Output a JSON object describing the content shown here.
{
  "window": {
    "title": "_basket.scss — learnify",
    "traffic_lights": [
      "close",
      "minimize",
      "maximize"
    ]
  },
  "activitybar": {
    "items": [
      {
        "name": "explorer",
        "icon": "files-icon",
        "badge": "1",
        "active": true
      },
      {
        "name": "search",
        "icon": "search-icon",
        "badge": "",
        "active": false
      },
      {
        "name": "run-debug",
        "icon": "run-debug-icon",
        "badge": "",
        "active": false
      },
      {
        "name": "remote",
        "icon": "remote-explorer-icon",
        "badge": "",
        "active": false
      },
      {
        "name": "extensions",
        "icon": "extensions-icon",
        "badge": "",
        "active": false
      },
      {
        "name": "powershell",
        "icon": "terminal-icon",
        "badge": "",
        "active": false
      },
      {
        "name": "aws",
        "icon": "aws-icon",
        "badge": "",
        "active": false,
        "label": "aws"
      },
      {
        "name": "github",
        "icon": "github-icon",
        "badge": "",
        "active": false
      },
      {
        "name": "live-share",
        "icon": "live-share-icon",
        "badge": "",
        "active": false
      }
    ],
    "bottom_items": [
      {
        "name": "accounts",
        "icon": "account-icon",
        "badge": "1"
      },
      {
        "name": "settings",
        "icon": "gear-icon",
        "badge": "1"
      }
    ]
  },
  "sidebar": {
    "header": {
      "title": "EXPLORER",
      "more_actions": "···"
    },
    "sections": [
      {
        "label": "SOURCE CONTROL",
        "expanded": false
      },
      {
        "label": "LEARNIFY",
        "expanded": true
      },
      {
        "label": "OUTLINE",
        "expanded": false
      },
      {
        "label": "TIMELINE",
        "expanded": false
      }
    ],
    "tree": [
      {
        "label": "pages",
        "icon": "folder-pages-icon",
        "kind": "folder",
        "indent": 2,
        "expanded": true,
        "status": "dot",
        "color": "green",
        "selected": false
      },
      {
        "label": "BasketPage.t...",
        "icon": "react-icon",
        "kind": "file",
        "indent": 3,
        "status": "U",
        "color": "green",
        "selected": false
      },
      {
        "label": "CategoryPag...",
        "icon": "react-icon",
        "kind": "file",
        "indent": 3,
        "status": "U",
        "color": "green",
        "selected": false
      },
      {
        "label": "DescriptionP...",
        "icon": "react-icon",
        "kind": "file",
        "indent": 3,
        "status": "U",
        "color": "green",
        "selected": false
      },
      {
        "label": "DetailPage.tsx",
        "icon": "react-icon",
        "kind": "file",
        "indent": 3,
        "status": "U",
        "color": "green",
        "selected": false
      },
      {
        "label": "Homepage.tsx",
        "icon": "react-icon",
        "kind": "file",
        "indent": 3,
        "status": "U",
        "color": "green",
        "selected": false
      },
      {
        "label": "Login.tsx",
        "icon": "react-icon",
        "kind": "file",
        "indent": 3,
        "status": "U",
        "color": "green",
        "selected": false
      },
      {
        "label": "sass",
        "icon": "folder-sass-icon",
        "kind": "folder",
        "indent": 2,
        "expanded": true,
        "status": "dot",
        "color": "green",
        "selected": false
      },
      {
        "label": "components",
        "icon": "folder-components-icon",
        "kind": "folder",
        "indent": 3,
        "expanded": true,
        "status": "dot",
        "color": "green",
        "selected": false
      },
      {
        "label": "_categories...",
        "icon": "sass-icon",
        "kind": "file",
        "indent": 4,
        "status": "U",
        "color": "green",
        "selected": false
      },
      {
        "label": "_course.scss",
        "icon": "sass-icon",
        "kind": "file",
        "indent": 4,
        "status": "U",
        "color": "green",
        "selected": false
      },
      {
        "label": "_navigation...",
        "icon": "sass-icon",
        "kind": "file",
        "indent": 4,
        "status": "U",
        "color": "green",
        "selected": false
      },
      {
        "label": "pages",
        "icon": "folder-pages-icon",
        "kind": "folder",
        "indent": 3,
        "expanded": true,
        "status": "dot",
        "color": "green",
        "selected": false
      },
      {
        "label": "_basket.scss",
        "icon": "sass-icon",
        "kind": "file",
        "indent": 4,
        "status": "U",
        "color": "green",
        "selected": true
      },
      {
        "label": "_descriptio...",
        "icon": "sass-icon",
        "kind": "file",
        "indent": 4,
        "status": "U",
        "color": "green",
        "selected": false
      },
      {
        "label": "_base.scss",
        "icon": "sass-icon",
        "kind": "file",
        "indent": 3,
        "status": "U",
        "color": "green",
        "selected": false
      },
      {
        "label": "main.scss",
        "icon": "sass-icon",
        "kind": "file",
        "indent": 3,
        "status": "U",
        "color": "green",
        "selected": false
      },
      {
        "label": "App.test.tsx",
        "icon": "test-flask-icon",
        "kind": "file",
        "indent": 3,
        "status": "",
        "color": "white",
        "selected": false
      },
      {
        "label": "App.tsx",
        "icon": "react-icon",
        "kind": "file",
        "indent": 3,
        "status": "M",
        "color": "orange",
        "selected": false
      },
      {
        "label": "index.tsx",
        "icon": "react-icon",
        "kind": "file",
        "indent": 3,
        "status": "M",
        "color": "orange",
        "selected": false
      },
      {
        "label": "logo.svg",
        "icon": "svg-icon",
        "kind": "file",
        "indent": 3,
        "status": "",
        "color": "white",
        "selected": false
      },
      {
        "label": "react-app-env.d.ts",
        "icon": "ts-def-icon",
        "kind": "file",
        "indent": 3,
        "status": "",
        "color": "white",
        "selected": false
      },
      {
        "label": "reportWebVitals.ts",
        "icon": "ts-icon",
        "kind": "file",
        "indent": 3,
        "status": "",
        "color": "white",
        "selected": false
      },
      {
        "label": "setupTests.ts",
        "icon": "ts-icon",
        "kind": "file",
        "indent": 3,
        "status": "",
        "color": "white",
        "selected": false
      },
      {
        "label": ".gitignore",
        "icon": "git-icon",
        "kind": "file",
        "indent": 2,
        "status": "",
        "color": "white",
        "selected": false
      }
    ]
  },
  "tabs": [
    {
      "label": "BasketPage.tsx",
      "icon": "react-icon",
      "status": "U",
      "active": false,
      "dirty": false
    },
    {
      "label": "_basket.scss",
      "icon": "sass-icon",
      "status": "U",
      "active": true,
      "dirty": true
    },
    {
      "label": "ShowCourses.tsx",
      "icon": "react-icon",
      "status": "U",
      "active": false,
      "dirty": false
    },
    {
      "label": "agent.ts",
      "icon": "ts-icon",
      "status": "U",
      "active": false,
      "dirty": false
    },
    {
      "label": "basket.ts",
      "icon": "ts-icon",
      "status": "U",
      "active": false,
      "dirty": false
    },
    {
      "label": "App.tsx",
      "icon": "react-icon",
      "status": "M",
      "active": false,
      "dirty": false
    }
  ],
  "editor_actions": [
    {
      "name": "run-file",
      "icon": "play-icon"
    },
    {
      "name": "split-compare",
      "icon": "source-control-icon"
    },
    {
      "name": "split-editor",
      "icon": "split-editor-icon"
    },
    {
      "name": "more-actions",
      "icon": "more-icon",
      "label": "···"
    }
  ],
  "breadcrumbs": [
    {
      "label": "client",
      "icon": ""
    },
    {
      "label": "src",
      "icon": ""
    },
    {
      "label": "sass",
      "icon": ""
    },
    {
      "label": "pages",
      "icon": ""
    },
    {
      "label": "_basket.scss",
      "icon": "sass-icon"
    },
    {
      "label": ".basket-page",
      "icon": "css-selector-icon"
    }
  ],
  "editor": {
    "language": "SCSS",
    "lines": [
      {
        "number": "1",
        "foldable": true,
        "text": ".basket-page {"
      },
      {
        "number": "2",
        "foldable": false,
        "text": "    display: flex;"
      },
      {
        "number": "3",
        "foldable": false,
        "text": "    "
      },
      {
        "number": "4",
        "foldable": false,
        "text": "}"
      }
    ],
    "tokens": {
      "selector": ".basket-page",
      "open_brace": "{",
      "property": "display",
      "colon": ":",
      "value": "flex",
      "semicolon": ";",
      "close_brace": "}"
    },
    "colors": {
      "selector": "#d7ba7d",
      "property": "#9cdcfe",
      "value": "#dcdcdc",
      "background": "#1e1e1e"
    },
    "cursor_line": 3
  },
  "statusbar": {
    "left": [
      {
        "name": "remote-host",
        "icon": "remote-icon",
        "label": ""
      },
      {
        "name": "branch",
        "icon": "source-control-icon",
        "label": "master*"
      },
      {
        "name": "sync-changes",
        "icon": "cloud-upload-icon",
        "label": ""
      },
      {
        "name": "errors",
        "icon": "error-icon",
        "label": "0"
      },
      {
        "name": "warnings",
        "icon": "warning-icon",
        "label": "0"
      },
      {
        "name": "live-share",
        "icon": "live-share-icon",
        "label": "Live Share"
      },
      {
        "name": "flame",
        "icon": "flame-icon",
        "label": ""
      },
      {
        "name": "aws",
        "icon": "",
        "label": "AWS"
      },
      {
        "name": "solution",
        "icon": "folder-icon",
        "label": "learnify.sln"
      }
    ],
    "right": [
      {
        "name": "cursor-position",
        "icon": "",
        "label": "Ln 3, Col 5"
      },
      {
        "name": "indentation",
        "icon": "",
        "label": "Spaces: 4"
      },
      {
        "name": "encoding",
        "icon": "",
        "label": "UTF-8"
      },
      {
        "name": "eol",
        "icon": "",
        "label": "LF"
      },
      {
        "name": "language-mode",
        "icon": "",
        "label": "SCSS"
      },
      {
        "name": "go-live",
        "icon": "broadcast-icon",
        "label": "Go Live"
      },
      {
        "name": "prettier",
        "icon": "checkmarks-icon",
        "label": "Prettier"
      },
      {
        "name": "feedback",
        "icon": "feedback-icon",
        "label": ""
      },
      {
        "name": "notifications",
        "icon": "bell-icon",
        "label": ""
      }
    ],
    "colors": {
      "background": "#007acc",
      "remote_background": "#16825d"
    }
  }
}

## GOAL
Copy out each line in the listing that has the word "text".

## WORKED ANSWER
        "text": ".basket-page {"
        "text": "    display: flex;"
        "text": "    "
        "text": "}"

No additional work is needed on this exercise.